Task description = Keep only the lines that hold the string "PRIO", filtering out the rest of the entries below.

+++ Data rows

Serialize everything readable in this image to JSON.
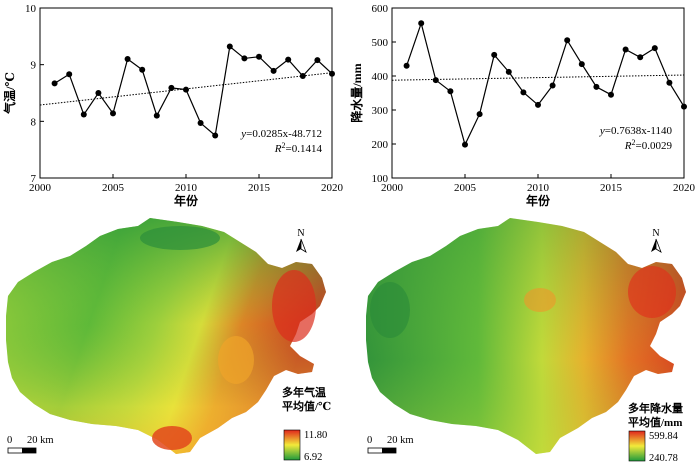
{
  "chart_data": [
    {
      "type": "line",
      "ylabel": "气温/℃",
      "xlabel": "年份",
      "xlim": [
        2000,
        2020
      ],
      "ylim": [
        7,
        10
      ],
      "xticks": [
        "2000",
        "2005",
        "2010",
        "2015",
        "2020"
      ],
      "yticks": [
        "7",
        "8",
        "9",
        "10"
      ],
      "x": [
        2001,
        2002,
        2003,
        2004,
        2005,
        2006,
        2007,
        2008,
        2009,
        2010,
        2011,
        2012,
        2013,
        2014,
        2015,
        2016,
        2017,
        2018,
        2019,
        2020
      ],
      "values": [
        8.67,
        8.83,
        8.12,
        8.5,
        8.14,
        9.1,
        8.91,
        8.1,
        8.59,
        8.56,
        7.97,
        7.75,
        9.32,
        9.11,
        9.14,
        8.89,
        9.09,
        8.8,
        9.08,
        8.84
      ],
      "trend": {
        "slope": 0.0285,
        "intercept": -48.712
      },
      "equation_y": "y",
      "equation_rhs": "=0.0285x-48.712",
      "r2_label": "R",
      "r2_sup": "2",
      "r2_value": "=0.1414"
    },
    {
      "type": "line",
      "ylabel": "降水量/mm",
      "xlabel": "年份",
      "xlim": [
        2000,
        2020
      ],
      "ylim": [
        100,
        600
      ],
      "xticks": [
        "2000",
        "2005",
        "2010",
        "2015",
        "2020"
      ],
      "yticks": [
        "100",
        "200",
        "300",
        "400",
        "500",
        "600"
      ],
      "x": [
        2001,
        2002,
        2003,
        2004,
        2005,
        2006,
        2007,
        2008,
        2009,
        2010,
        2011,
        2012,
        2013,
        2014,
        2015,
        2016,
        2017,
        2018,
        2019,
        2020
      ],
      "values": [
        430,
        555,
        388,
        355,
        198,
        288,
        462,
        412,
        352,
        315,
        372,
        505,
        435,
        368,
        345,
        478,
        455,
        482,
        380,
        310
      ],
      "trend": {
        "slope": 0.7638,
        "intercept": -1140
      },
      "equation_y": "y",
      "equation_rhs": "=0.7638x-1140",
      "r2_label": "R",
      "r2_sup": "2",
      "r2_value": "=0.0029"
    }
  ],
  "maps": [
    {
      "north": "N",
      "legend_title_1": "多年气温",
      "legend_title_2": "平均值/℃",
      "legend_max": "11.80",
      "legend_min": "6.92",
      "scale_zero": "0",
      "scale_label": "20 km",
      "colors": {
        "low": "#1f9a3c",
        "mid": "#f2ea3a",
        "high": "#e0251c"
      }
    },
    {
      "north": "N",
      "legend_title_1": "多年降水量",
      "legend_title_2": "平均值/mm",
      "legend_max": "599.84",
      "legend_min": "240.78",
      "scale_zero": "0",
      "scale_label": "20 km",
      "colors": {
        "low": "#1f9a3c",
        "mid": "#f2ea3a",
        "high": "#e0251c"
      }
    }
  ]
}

++++++
+++ Data rows

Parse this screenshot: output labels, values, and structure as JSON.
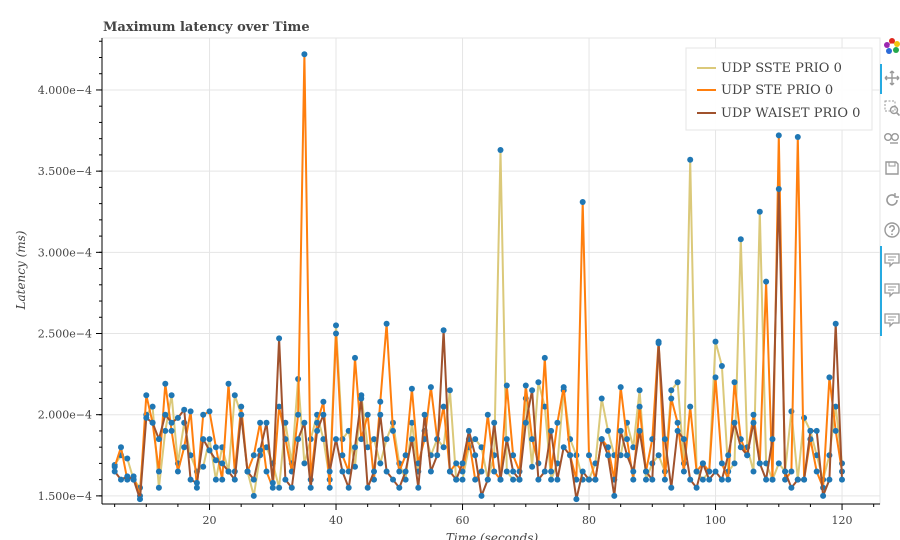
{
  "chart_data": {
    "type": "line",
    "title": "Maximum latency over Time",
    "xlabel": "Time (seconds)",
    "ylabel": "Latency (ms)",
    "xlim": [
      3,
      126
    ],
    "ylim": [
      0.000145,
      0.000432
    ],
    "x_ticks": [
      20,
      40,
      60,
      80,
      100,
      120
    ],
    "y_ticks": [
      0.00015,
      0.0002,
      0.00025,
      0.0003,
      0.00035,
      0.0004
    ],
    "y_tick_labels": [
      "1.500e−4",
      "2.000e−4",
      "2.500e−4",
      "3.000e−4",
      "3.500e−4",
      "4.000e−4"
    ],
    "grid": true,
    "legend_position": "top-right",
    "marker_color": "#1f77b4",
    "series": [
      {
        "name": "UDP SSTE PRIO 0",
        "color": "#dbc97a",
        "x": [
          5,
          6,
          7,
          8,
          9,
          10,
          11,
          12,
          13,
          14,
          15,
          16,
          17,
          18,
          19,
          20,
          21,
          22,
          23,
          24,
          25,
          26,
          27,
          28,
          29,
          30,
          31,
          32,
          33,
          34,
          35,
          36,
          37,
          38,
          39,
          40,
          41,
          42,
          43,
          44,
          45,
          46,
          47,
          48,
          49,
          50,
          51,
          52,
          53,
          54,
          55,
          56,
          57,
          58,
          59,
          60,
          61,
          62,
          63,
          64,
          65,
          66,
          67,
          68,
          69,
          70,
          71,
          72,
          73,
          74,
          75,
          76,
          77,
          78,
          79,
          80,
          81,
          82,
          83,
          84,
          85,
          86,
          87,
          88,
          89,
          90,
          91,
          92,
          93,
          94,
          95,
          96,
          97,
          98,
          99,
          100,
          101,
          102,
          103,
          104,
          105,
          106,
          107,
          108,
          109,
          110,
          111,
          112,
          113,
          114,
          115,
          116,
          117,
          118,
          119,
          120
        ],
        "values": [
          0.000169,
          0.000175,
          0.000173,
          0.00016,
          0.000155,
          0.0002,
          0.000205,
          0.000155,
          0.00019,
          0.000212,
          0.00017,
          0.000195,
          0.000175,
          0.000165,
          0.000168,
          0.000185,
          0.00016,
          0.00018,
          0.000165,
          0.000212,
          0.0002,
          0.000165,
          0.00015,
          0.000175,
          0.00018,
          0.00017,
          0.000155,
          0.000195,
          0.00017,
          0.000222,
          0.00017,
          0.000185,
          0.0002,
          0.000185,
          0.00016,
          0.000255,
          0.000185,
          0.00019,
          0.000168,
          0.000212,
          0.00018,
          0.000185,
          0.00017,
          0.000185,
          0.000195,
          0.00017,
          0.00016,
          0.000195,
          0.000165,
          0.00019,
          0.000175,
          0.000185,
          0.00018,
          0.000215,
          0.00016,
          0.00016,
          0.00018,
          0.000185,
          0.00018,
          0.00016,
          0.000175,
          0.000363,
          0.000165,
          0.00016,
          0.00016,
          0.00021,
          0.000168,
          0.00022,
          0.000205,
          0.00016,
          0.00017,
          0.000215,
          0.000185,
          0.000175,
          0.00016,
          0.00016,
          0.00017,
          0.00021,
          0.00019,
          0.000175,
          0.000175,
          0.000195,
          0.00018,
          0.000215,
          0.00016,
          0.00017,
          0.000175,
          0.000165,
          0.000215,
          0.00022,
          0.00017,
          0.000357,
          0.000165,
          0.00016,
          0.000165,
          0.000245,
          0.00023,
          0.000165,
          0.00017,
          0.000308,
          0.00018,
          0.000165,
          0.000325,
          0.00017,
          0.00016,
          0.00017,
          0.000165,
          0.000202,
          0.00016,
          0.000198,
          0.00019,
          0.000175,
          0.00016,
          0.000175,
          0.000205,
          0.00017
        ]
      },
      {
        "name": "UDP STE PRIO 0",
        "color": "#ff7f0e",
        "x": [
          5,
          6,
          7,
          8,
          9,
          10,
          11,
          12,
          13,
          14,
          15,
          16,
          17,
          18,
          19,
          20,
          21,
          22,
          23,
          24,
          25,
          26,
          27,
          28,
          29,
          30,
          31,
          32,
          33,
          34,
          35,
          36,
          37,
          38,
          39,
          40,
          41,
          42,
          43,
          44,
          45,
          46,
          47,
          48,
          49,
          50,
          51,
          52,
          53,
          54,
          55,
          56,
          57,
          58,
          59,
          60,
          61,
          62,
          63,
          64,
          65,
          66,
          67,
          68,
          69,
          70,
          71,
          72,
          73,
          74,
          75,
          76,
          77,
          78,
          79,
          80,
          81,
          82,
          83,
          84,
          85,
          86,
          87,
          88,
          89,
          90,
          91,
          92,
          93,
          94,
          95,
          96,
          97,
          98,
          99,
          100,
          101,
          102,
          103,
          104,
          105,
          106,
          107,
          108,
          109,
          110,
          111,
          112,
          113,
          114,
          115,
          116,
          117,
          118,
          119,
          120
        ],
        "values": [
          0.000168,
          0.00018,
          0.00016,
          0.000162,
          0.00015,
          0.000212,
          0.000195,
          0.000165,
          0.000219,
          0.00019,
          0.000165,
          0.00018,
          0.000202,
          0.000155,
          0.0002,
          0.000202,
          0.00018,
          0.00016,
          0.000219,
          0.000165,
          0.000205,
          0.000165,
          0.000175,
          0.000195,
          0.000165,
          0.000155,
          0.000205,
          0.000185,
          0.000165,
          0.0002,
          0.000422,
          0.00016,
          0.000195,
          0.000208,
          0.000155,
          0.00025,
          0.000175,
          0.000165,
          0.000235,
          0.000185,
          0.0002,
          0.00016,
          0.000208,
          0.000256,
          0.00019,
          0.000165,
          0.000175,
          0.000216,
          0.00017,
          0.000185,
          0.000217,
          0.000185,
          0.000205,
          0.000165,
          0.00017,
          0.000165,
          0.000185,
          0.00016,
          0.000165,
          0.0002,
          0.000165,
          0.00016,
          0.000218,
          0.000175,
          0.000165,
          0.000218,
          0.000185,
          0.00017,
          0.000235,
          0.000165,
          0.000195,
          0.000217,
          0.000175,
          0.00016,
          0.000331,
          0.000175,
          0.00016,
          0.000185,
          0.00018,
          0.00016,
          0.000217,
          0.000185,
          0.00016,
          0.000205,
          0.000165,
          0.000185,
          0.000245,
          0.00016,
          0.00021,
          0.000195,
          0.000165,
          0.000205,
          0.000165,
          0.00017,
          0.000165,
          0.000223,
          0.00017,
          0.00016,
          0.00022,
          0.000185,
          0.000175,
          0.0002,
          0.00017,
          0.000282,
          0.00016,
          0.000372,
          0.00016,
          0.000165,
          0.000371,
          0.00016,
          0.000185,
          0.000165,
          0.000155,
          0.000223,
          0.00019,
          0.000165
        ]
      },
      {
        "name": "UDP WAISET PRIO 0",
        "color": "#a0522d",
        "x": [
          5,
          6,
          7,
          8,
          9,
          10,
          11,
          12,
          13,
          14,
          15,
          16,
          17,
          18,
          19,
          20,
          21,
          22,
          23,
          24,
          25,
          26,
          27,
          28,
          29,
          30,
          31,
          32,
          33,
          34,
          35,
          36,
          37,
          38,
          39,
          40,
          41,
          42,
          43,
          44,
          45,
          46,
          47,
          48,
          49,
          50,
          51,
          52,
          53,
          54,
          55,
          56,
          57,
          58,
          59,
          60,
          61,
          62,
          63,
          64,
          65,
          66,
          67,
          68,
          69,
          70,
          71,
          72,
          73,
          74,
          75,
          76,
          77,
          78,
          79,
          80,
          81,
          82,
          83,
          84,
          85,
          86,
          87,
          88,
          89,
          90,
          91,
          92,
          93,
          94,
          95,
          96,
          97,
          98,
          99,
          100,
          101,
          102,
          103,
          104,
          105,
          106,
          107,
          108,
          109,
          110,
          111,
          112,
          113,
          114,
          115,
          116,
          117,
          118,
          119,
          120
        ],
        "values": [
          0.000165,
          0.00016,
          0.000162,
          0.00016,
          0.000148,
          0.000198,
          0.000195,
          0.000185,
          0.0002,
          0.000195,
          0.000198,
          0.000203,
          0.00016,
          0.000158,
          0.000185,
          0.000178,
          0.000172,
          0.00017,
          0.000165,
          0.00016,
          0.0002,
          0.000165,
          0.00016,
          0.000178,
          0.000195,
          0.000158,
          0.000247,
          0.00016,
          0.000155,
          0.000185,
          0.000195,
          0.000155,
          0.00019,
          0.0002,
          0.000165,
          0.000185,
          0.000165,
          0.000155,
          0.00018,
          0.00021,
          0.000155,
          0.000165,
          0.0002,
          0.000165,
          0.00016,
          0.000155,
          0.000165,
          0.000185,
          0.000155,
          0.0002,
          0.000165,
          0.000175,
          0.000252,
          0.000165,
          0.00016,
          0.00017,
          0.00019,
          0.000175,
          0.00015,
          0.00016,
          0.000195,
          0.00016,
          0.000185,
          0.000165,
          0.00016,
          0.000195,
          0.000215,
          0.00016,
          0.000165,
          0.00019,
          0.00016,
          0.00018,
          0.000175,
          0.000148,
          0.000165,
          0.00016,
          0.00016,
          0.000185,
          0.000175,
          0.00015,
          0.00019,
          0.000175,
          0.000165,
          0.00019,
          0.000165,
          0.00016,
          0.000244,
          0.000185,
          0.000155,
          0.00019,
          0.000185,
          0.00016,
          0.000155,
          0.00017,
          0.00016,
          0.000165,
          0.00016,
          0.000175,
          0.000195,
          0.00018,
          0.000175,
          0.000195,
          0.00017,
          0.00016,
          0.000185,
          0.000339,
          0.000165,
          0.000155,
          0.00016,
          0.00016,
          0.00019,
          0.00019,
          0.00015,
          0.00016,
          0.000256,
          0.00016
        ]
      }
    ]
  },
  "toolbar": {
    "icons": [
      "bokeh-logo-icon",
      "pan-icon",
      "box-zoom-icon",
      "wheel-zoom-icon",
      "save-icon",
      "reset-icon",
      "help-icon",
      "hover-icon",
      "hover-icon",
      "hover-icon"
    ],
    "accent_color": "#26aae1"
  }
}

++++++

Solution for this exercise =
        "name": "UDP SSTE PRIO 0",
        "name": "UDP STE PRIO 0",
        "name": "UDP WAISET PRIO 0",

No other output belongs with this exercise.